In the data below, find every line with the string "date" and pull it out.

-------- Dataset extract

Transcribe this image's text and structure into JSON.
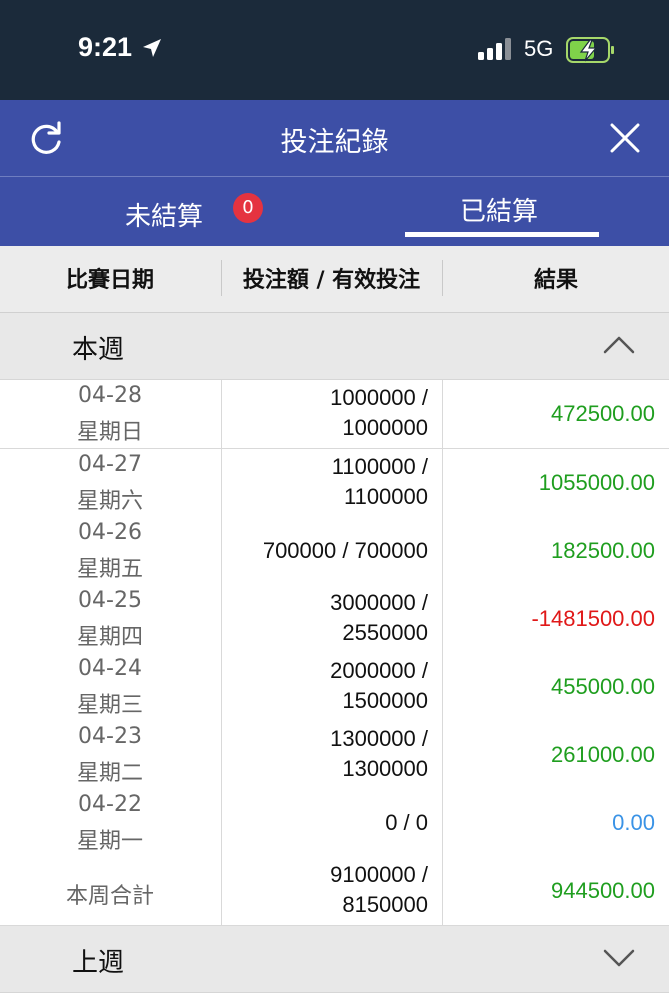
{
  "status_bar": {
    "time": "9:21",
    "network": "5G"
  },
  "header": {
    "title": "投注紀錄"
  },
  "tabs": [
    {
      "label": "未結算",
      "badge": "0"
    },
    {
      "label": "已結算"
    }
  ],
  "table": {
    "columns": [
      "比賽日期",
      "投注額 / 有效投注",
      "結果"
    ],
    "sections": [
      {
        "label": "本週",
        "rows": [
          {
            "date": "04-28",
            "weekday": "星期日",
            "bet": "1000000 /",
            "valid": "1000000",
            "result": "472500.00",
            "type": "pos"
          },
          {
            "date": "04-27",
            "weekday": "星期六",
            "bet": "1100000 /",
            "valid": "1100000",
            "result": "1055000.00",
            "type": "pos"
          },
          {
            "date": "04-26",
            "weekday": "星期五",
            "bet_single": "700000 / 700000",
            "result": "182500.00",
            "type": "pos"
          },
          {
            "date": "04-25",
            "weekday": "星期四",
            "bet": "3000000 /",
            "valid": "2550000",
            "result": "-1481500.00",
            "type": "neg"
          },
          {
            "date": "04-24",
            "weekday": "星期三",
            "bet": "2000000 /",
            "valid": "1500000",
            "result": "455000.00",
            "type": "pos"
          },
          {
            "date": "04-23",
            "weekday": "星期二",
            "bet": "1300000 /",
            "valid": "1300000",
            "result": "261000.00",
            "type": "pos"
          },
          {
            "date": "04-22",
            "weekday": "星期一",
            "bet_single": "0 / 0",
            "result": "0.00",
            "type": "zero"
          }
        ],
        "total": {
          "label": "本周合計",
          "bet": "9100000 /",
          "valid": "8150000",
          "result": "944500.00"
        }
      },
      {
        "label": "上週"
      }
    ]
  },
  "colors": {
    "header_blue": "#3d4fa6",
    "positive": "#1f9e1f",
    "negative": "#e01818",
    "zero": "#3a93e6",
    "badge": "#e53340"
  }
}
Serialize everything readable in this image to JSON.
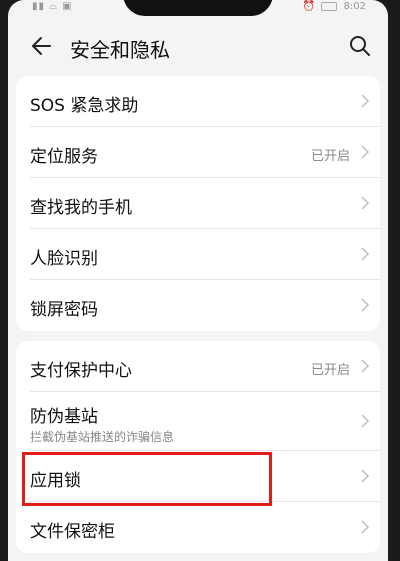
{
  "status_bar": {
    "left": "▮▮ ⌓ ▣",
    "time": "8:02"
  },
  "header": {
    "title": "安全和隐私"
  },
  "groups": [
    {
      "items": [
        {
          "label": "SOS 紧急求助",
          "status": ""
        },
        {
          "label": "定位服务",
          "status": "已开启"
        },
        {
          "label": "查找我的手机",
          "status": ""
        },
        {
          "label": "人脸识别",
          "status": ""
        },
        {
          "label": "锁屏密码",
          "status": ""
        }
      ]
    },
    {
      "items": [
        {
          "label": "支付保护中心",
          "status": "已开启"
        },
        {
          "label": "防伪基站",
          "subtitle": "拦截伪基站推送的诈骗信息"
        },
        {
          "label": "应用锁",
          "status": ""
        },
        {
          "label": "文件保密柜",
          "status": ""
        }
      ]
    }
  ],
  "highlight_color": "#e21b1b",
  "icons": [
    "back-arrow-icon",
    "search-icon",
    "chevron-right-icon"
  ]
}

----------------
-------- Dataset extract

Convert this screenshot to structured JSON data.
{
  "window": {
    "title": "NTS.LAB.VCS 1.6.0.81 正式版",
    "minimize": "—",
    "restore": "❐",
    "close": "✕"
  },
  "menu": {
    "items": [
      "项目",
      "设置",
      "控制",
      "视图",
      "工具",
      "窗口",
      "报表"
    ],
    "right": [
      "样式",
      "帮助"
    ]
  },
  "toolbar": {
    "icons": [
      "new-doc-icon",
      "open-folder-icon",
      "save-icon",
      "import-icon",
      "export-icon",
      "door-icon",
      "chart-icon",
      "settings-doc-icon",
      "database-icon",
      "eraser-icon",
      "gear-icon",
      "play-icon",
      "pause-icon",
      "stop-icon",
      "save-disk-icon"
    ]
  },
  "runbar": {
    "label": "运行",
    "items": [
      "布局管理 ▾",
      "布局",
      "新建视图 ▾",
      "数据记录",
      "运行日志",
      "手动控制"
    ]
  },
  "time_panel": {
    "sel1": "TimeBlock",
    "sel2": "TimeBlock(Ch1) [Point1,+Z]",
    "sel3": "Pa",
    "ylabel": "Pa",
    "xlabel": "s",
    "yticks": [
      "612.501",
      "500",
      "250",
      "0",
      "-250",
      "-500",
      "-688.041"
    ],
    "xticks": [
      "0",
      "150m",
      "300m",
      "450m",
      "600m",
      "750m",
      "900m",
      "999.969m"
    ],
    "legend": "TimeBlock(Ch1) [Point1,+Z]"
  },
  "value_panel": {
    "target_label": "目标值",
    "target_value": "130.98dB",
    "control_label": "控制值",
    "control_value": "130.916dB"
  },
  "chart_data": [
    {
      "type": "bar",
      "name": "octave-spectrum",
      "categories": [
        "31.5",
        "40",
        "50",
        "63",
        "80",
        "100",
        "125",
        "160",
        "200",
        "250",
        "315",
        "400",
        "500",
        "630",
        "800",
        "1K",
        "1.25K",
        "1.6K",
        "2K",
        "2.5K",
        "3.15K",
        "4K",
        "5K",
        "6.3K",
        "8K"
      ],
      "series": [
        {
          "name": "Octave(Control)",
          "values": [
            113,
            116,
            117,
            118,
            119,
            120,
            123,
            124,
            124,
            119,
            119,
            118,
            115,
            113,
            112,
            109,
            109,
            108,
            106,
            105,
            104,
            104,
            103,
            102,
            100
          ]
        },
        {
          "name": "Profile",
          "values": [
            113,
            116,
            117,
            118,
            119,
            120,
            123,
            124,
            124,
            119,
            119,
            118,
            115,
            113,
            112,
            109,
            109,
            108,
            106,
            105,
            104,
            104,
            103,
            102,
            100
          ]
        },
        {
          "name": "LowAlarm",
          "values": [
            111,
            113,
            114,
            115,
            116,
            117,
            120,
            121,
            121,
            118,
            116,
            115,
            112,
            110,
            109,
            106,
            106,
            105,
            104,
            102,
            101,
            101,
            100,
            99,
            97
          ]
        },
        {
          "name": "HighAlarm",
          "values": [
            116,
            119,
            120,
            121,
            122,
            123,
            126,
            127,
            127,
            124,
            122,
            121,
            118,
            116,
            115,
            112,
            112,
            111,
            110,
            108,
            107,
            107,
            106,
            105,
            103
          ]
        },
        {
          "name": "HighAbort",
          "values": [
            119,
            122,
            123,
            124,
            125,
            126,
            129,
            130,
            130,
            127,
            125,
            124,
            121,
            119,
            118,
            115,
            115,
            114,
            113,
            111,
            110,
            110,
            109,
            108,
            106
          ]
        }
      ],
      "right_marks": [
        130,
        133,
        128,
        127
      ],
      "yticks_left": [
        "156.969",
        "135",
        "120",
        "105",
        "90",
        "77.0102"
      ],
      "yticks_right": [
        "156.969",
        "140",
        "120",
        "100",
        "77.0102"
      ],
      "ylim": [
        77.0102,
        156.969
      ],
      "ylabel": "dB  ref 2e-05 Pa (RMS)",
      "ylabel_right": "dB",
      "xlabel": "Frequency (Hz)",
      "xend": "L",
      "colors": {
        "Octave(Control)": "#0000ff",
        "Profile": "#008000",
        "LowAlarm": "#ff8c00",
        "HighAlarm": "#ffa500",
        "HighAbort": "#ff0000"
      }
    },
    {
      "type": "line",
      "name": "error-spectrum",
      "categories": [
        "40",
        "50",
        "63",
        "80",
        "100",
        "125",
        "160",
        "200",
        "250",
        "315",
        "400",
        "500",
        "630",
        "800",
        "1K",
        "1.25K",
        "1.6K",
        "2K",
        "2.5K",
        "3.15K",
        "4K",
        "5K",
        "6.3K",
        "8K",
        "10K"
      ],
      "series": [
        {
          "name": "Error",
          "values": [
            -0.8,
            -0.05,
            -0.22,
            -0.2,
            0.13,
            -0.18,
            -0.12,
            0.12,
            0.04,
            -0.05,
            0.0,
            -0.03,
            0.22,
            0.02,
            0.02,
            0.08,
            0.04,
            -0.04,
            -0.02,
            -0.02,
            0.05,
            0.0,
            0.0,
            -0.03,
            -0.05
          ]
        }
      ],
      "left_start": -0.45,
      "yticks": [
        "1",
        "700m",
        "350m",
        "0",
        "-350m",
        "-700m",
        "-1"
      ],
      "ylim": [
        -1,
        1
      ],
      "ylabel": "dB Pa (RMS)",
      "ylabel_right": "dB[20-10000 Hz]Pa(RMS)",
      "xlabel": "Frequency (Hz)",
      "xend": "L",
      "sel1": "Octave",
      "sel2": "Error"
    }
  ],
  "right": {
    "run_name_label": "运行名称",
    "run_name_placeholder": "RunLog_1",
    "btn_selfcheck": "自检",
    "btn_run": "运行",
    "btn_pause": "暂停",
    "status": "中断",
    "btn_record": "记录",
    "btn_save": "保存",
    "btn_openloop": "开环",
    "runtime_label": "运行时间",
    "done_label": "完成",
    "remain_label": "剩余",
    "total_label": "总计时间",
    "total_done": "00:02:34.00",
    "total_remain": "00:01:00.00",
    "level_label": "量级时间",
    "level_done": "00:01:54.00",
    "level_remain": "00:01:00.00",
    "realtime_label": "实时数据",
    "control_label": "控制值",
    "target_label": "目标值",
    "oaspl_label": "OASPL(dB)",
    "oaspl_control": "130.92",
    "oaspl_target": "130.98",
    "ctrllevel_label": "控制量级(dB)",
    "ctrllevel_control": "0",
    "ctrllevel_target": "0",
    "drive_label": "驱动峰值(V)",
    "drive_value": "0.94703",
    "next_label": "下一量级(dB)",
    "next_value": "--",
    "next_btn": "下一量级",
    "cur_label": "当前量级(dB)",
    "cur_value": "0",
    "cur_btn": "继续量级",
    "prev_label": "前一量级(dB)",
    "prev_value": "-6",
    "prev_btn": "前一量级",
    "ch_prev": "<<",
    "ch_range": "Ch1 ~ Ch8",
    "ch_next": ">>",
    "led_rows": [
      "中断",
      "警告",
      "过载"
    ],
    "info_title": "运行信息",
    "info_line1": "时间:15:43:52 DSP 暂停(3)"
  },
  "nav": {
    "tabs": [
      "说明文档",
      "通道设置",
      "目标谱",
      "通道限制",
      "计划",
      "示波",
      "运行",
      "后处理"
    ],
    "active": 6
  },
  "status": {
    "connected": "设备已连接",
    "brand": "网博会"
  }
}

----------------
-------- Dataset extract

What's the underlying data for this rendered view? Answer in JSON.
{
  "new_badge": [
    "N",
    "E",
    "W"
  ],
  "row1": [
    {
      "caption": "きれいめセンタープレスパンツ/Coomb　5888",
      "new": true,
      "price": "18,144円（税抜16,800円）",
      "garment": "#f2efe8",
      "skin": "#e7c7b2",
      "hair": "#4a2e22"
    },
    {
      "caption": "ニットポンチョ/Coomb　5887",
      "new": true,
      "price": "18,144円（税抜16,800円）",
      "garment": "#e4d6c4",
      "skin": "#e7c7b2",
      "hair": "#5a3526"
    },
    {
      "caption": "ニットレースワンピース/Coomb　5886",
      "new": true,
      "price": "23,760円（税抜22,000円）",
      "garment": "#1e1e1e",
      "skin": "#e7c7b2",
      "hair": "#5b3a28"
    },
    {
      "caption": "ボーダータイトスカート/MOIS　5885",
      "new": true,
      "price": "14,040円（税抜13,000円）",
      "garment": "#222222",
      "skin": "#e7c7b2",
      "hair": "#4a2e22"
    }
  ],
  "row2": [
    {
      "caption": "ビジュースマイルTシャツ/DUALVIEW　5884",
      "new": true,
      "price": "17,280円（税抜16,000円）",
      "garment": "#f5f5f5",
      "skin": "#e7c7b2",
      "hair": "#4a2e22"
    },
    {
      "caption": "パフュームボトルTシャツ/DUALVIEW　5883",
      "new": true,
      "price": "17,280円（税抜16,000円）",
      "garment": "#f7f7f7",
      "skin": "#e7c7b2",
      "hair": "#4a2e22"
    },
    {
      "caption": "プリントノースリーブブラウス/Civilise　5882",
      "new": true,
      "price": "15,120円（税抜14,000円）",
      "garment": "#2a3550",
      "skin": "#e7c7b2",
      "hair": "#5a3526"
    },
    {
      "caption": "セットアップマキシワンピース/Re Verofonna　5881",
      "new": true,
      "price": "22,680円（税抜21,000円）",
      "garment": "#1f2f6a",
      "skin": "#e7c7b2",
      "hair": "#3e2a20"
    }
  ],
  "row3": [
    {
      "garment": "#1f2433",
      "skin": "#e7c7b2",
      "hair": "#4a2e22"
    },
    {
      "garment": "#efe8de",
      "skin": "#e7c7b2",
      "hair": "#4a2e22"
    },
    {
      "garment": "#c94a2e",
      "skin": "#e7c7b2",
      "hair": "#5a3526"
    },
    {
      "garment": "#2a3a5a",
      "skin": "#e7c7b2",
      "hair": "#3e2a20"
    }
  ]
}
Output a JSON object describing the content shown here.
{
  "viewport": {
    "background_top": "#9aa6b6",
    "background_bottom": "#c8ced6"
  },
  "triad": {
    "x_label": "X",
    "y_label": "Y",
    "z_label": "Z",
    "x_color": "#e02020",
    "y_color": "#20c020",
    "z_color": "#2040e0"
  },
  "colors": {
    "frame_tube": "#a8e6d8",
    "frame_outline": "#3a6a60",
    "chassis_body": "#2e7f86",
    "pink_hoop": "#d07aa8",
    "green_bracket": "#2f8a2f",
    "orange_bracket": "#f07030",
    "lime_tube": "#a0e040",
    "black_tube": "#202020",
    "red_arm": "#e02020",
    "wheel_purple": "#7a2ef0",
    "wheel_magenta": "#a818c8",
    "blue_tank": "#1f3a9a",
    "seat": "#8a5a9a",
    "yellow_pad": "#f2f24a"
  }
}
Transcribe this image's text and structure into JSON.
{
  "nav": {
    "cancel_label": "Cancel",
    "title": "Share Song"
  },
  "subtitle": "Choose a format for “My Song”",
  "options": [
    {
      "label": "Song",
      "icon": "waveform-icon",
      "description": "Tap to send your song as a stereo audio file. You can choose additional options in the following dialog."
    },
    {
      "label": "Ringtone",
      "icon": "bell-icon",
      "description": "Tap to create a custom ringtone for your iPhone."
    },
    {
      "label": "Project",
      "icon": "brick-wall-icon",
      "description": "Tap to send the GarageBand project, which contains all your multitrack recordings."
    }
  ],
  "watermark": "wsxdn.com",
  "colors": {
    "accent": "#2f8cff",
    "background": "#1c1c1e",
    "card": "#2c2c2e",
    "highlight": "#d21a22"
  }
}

----------------

# [Written answer]
            "date": "04-28",
            "date": "04-27",
            "date": "04-26",
            "date": "04-25",
            "date": "04-24",
            "date": "04-23",
            "date": "04-22",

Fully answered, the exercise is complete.